→ **Exercise details**: Take every line that has the string "type" and copy it out.

== The data ==

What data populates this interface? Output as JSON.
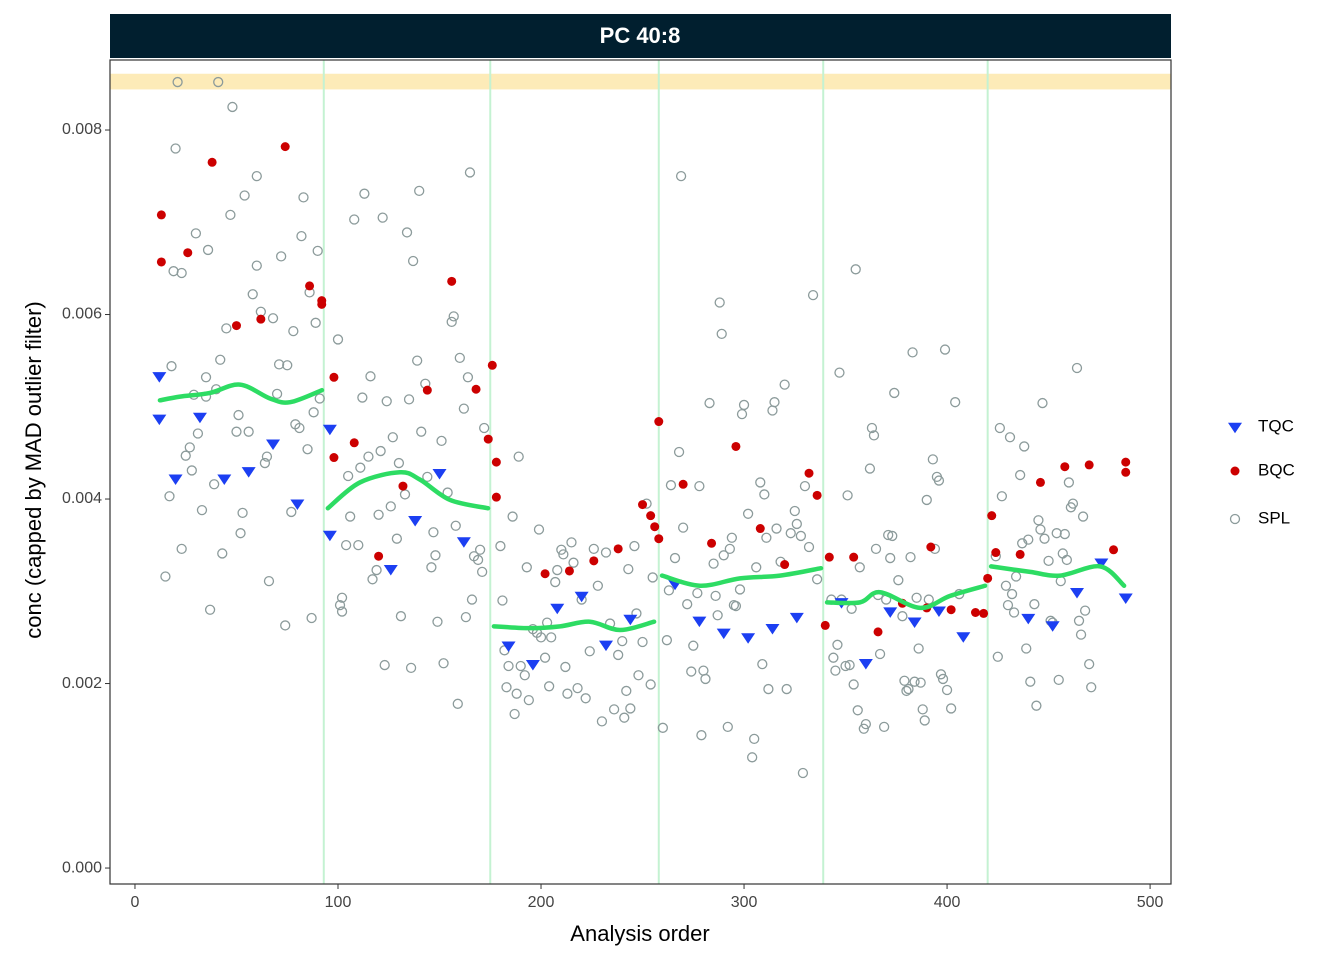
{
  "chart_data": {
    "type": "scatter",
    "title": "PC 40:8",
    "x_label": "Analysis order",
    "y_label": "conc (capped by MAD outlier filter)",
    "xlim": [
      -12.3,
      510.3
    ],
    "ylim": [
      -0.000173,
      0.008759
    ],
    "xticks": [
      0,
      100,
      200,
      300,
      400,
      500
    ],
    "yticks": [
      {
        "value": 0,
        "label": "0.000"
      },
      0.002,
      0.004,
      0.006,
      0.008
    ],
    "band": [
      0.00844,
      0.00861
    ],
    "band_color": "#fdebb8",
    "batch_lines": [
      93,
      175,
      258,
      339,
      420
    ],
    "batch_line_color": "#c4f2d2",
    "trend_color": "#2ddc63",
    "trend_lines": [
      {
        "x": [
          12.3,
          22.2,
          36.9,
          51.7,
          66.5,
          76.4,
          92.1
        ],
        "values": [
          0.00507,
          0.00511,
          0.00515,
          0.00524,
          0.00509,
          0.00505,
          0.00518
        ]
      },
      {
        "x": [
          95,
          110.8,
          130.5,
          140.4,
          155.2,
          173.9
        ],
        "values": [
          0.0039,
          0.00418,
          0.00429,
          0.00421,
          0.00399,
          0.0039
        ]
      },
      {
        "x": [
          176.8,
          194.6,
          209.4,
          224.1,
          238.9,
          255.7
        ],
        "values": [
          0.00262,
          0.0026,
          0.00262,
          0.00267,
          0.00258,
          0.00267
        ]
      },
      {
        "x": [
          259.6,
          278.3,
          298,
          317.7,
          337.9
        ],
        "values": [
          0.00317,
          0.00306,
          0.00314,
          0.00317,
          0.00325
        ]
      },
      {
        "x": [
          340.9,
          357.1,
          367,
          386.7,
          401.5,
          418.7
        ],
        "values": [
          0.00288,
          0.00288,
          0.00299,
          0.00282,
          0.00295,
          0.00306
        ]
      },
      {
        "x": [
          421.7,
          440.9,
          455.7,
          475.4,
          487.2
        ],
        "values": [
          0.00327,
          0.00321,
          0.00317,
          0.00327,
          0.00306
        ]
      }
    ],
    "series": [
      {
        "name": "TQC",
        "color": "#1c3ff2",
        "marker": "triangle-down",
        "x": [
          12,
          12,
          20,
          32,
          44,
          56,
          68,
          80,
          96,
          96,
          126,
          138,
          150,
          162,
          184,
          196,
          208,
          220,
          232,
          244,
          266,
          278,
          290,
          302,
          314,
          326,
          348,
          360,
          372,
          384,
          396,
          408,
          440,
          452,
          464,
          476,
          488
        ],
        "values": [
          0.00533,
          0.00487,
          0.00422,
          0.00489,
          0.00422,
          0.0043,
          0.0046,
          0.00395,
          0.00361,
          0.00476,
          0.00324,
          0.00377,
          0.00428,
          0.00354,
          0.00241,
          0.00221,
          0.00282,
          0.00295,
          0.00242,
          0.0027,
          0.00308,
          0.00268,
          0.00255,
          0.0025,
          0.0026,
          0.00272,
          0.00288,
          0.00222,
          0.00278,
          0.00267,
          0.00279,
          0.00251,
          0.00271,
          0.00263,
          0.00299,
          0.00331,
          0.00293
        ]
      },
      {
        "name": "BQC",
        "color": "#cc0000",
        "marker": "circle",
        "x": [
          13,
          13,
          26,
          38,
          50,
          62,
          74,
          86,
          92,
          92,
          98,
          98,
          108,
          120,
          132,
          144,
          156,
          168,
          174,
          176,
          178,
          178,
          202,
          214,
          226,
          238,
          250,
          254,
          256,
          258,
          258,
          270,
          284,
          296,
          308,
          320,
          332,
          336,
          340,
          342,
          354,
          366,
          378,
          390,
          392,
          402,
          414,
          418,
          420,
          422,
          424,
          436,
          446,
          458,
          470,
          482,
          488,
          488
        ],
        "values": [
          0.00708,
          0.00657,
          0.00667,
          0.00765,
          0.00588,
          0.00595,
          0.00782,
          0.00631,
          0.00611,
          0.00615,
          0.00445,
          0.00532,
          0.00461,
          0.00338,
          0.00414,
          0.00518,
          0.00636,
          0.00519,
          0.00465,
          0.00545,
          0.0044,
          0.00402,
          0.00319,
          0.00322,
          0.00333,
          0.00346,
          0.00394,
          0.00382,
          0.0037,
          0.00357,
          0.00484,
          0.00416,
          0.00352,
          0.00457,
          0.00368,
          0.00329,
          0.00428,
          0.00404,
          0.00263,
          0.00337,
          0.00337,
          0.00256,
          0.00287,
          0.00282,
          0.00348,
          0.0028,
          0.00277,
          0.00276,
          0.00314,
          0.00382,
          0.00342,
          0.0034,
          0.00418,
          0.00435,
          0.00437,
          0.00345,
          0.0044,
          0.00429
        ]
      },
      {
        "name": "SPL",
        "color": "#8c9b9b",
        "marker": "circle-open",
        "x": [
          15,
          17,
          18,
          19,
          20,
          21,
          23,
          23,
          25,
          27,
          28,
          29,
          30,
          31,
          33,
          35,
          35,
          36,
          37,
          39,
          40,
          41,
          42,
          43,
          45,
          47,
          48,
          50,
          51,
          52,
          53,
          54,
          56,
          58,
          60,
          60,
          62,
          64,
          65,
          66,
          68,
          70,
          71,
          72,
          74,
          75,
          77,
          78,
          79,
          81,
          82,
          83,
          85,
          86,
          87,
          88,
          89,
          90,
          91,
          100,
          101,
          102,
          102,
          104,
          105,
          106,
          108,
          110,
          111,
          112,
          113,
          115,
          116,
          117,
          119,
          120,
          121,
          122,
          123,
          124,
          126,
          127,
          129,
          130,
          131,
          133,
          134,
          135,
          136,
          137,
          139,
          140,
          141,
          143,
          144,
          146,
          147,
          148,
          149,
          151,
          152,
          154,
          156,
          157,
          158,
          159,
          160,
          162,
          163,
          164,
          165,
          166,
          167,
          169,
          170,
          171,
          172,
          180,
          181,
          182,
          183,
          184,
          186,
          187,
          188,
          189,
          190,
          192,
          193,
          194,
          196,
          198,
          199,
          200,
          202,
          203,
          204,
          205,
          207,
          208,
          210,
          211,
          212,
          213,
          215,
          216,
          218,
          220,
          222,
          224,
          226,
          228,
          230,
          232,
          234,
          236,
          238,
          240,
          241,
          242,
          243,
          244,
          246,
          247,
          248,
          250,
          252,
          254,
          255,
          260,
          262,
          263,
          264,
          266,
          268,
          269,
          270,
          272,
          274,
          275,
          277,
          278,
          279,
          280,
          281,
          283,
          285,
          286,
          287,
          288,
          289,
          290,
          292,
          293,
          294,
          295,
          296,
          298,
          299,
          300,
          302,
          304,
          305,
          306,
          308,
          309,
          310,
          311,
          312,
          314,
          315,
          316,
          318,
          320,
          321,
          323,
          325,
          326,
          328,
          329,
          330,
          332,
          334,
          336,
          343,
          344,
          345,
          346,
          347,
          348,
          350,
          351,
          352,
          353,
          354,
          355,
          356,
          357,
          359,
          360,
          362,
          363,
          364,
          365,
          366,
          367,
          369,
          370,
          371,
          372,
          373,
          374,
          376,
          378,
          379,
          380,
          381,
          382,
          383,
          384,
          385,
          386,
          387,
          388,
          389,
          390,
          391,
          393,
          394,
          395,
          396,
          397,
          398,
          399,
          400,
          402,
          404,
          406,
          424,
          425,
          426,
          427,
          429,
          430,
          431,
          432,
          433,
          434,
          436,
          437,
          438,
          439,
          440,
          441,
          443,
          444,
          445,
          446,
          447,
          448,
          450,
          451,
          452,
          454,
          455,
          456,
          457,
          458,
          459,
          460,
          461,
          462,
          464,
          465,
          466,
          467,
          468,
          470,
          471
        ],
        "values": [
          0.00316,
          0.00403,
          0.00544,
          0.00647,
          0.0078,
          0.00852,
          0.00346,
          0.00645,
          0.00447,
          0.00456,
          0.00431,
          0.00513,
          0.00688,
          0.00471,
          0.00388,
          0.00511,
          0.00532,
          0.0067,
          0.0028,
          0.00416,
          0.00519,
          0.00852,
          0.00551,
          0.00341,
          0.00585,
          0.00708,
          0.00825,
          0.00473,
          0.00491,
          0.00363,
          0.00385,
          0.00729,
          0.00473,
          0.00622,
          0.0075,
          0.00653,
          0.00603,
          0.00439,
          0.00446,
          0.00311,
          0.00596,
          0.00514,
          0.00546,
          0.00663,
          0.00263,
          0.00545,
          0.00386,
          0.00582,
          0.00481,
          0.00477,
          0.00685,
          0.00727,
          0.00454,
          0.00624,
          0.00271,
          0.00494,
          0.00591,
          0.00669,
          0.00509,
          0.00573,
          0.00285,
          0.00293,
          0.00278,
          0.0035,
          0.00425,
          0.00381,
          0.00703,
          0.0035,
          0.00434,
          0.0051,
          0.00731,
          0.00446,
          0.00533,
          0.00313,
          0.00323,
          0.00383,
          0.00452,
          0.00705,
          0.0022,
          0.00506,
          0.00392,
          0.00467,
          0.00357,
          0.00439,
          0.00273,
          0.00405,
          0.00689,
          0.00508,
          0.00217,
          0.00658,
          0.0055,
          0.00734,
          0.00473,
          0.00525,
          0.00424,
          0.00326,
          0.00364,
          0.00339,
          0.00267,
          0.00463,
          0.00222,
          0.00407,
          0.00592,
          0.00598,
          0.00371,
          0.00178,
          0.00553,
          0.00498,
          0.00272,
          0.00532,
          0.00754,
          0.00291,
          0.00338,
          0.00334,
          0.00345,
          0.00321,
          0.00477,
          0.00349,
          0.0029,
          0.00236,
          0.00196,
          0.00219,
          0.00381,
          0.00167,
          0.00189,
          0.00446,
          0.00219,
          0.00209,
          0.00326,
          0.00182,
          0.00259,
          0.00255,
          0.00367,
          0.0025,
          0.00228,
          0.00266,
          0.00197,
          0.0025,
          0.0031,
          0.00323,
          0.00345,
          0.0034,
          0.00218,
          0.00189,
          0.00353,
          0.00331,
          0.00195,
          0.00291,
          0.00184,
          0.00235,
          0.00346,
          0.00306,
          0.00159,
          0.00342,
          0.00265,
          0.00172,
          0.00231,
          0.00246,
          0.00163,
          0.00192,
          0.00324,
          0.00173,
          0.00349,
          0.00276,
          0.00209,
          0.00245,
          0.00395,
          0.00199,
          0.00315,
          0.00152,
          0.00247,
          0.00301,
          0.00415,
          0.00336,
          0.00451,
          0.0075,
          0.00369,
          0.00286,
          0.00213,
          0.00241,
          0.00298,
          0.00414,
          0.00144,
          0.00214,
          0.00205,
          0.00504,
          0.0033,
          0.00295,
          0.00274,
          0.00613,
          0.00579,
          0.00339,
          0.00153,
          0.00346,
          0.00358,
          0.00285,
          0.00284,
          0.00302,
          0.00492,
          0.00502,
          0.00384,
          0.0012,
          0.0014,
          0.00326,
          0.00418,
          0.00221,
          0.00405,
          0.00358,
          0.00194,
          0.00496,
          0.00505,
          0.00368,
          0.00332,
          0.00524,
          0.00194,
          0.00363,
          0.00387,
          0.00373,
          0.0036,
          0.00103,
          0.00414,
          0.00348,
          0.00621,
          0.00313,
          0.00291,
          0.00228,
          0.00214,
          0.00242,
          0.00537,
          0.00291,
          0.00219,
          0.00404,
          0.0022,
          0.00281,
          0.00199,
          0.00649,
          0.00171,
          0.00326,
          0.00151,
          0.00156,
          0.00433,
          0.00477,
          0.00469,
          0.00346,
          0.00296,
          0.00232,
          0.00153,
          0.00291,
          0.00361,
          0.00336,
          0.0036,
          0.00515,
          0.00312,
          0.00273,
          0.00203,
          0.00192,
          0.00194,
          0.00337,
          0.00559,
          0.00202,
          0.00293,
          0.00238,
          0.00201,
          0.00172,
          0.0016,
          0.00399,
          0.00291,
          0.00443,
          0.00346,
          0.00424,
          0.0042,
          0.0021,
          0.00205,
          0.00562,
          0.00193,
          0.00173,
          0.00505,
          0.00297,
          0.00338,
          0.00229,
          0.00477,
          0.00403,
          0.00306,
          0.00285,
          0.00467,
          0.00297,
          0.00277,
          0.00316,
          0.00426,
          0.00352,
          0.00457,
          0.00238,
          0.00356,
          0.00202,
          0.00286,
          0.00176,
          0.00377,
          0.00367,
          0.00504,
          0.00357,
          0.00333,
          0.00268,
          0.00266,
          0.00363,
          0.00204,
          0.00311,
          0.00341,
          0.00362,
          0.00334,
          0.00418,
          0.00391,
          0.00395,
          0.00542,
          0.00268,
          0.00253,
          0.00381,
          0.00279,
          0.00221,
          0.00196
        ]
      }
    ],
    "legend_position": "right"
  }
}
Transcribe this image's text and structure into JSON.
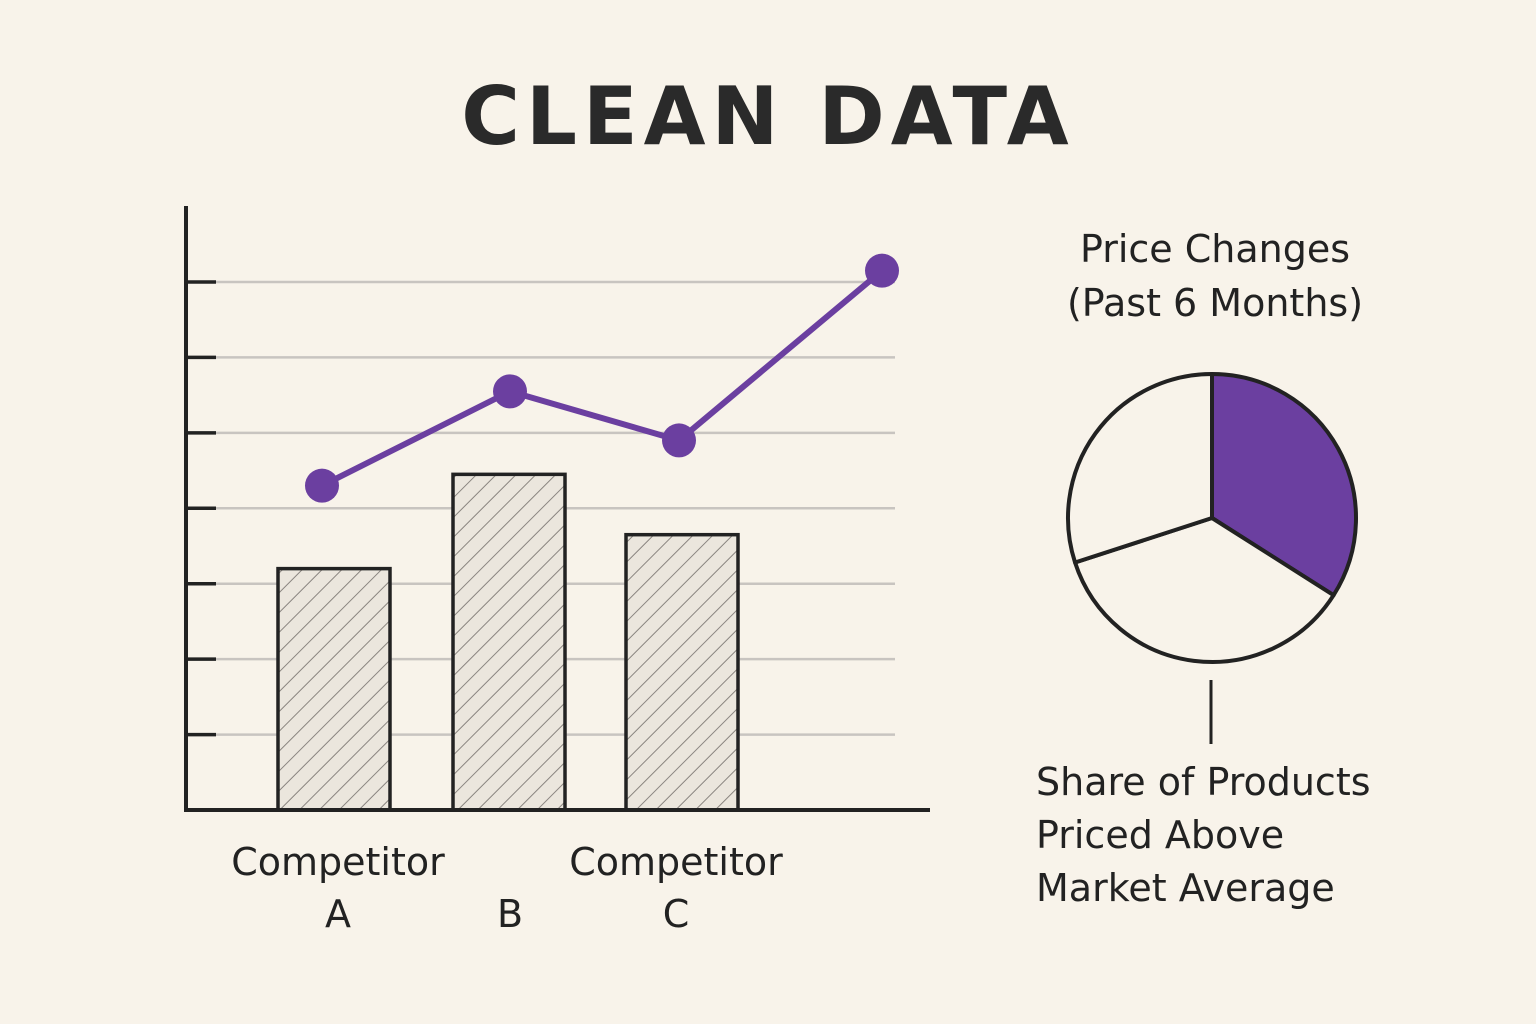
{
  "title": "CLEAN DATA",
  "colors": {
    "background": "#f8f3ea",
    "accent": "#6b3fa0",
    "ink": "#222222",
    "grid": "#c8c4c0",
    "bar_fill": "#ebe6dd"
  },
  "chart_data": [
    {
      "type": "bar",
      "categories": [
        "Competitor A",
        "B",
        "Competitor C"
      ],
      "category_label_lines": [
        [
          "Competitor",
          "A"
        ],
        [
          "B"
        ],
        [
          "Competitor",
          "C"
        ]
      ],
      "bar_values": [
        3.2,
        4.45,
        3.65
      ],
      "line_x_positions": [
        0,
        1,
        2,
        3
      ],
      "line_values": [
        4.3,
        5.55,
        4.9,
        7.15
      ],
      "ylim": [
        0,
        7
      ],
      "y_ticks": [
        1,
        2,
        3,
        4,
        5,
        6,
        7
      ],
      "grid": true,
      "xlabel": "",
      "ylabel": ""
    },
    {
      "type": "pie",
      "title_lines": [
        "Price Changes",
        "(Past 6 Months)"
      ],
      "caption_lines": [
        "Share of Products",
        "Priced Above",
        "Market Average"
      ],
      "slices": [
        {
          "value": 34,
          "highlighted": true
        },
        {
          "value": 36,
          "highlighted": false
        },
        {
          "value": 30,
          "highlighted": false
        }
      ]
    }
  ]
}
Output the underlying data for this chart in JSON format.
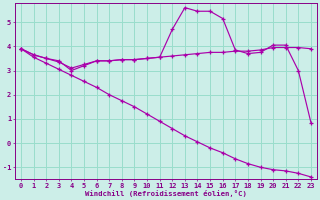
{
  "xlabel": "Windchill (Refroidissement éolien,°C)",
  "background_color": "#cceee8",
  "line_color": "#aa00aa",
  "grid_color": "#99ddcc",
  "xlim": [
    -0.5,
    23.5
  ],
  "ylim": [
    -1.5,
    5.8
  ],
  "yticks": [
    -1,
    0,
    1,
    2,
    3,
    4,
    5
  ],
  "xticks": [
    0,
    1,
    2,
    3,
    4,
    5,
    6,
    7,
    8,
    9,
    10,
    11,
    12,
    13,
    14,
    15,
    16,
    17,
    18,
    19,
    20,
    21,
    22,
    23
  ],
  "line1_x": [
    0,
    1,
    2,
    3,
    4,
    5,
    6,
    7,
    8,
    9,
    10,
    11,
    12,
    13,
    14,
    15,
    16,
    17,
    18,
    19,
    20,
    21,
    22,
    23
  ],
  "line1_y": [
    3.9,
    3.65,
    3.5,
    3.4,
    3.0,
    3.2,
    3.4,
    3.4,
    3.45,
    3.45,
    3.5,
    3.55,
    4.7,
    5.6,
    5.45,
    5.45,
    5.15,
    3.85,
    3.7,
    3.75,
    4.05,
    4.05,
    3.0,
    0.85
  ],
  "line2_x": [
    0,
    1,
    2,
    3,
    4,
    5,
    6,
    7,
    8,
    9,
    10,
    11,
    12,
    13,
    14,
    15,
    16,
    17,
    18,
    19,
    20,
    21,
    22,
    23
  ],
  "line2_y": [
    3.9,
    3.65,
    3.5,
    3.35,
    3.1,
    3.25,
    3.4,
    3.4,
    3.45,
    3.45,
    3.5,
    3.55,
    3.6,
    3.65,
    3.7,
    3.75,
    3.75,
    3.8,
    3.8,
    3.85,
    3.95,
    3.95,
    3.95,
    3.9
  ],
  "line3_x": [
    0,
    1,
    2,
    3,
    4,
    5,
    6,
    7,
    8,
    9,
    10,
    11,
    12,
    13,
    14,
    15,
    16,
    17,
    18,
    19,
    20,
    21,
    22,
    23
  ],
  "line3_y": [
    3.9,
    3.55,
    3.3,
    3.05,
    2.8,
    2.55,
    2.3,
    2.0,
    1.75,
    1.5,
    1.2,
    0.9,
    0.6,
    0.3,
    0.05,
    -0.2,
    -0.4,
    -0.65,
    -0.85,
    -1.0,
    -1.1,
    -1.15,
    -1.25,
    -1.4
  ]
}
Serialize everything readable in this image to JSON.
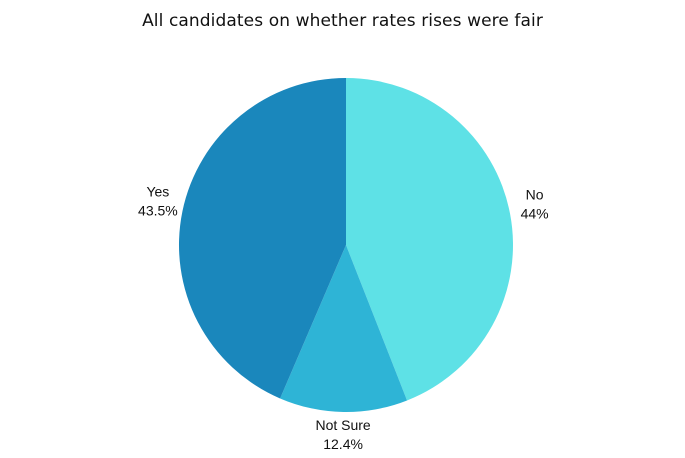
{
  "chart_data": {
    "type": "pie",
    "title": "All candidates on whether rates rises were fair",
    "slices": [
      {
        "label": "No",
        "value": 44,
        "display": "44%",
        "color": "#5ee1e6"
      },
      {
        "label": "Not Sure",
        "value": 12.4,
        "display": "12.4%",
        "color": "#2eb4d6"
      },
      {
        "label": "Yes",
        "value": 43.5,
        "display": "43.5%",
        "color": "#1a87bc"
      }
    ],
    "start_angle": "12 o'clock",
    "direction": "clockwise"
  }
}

===

→ **Exercise result**:
    "type": "scatter",
      "type": "bar",
      "type": "pie",
    "type": "pie",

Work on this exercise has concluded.